Transcribe the material in full, exactly as written.

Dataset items
- - -

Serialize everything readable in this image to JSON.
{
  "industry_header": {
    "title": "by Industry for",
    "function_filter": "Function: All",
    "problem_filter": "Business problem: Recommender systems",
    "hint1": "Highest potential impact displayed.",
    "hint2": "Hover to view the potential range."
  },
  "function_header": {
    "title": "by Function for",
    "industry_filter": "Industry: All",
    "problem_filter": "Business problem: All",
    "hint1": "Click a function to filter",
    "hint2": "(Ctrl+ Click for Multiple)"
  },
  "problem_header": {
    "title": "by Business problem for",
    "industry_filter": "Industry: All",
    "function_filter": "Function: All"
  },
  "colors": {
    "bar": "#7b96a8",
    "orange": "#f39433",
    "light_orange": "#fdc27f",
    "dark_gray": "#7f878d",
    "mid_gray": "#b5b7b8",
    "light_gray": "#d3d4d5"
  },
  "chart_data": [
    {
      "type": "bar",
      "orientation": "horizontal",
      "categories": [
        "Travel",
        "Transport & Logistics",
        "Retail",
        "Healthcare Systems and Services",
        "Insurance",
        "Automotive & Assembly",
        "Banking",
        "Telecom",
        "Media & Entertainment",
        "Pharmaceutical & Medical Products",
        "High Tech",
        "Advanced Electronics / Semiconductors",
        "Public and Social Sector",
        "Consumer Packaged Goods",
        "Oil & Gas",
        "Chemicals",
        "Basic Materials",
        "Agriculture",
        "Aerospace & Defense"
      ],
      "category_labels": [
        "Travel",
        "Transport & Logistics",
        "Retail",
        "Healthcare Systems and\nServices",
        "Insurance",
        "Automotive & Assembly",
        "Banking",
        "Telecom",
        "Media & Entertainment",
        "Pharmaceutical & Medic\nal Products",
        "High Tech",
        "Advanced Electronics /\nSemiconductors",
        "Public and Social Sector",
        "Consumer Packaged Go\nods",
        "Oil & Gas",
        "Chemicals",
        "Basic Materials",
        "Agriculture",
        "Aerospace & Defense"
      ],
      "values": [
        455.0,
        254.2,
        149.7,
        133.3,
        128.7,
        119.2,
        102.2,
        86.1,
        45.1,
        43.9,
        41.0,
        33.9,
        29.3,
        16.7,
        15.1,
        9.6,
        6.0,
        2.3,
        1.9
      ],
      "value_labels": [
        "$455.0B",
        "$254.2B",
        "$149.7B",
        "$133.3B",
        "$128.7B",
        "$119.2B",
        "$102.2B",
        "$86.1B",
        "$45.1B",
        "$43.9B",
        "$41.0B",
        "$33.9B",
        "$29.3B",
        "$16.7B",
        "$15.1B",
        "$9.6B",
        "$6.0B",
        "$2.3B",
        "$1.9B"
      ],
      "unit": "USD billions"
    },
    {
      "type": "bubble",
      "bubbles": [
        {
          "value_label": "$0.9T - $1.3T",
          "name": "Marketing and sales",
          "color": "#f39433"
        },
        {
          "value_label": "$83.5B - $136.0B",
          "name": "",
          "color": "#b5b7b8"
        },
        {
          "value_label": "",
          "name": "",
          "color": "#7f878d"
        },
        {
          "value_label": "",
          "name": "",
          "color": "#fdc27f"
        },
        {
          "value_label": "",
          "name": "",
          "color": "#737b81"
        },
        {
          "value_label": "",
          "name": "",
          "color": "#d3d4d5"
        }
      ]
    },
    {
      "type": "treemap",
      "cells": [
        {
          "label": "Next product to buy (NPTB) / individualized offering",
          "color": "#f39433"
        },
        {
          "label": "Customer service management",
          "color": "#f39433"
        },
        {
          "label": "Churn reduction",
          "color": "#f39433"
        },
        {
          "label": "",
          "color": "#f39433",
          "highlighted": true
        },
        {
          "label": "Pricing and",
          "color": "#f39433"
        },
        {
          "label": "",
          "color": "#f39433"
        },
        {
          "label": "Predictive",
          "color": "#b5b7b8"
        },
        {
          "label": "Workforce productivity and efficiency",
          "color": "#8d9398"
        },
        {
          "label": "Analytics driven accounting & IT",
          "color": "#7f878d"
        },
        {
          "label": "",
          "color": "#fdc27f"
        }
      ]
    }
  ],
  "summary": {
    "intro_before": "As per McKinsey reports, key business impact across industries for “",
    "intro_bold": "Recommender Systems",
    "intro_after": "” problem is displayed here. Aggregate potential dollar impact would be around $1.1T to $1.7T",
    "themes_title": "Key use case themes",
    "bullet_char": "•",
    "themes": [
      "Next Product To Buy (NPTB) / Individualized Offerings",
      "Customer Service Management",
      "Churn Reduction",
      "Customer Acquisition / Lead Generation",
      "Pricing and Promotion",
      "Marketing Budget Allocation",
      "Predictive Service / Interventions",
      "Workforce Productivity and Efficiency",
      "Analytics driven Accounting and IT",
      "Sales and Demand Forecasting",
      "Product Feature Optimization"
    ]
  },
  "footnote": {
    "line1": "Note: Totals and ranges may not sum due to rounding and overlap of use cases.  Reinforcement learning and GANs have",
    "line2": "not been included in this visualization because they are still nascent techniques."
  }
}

- - -

• EXPECTED ANSWER:
Serialize everything readable in this image to JSON.
{
  "industry_header": {
    "title": "by Industry for",
    "function_filter": "Function: All",
    "problem_filter": "Business problem: Recommender systems",
    "hint1": "Highest potential impact displayed.",
    "hint2": "Hover to view the potential range."
  },
  "function_header": {
    "title": "by Function for",
    "industry_filter": "Industry: All",
    "problem_filter": "Business problem: All",
    "hint1": "Click a function to filter",
    "hint2": "(Ctrl+ Click for Multiple)"
  },
  "problem_header": {
    "title": "by Business problem for",
    "industry_filter": "Industry: All",
    "function_filter": "Function: All"
  },
  "colors": {
    "bar": "#7b96a8",
    "orange": "#f39433",
    "light_orange": "#fdc27f",
    "dark_gray": "#7f878d",
    "mid_gray": "#b5b7b8",
    "light_gray": "#d3d4d5"
  },
  "chart_data": [
    {
      "type": "bar",
      "orientation": "horizontal",
      "categories": [
        "Travel",
        "Transport & Logistics",
        "Retail",
        "Healthcare Systems and Services",
        "Insurance",
        "Automotive & Assembly",
        "Banking",
        "Telecom",
        "Media & Entertainment",
        "Pharmaceutical & Medical Products",
        "High Tech",
        "Advanced Electronics / Semiconductors",
        "Public and Social Sector",
        "Consumer Packaged Goods",
        "Oil & Gas",
        "Chemicals",
        "Basic Materials",
        "Agriculture",
        "Aerospace & Defense"
      ],
      "category_labels": [
        "Travel",
        "Transport & Logistics",
        "Retail",
        "Healthcare Systems and\nServices",
        "Insurance",
        "Automotive & Assembly",
        "Banking",
        "Telecom",
        "Media & Entertainment",
        "Pharmaceutical & Medic\nal Products",
        "High Tech",
        "Advanced Electronics /\nSemiconductors",
        "Public and Social Sector",
        "Consumer Packaged Go\nods",
        "Oil & Gas",
        "Chemicals",
        "Basic Materials",
        "Agriculture",
        "Aerospace & Defense"
      ],
      "values": [
        455.0,
        254.2,
        149.7,
        133.3,
        128.7,
        119.2,
        102.2,
        86.1,
        45.1,
        43.9,
        41.0,
        33.9,
        29.3,
        16.7,
        15.1,
        9.6,
        6.0,
        2.3,
        1.9
      ],
      "value_labels": [
        "$455.0B",
        "$254.2B",
        "$149.7B",
        "$133.3B",
        "$128.7B",
        "$119.2B",
        "$102.2B",
        "$86.1B",
        "$45.1B",
        "$43.9B",
        "$41.0B",
        "$33.9B",
        "$29.3B",
        "$16.7B",
        "$15.1B",
        "$9.6B",
        "$6.0B",
        "$2.3B",
        "$1.9B"
      ],
      "unit": "USD billions"
    },
    {
      "type": "bubble",
      "bubbles": [
        {
          "value_label": "$0.9T - $1.3T",
          "name": "Marketing and sales",
          "color": "#f39433"
        },
        {
          "value_label": "$83.5B - $136.0B",
          "name": "",
          "color": "#b5b7b8"
        },
        {
          "value_label": "",
          "name": "",
          "color": "#7f878d"
        },
        {
          "value_label": "",
          "name": "",
          "color": "#fdc27f"
        },
        {
          "value_label": "",
          "name": "",
          "color": "#737b81"
        },
        {
          "value_label": "",
          "name": "",
          "color": "#d3d4d5"
        }
      ]
    },
    {
      "type": "treemap",
      "cells": [
        {
          "label": "Next product to buy (NPTB) / individualized offering",
          "color": "#f39433"
        },
        {
          "label": "Customer service management",
          "color": "#f39433"
        },
        {
          "label": "Churn reduction",
          "color": "#f39433"
        },
        {
          "label": "",
          "color": "#f39433",
          "highlighted": true
        },
        {
          "label": "Pricing and",
          "color": "#f39433"
        },
        {
          "label": "",
          "color": "#f39433"
        },
        {
          "label": "Predictive",
          "color": "#b5b7b8"
        },
        {
          "label": "Workforce productivity and efficiency",
          "color": "#8d9398"
        },
        {
          "label": "Analytics driven accounting & IT",
          "color": "#7f878d"
        },
        {
          "label": "",
          "color": "#fdc27f"
        }
      ]
    }
  ],
  "summary": {
    "intro_before": "As per McKinsey reports, key business impact across industries for “",
    "intro_bold": "Recommender Systems",
    "intro_after": "” problem is displayed here. Aggregate potential dollar impact would be around $1.1T to $1.7T",
    "themes_title": "Key use case themes",
    "bullet_char": "•",
    "themes": [
      "Next Product To Buy (NPTB) / Individualized Offerings",
      "Customer Service Management",
      "Churn Reduction",
      "Customer Acquisition / Lead Generation",
      "Pricing and Promotion",
      "Marketing Budget Allocation",
      "Predictive Service / Interventions",
      "Workforce Productivity and Efficiency",
      "Analytics driven Accounting and IT",
      "Sales and Demand Forecasting",
      "Product Feature Optimization"
    ]
  },
  "footnote": {
    "line1": "Note: Totals and ranges may not sum due to rounding and overlap of use cases.  Reinforcement learning and GANs have",
    "line2": "not been included in this visualization because they are still nascent techniques."
  }
}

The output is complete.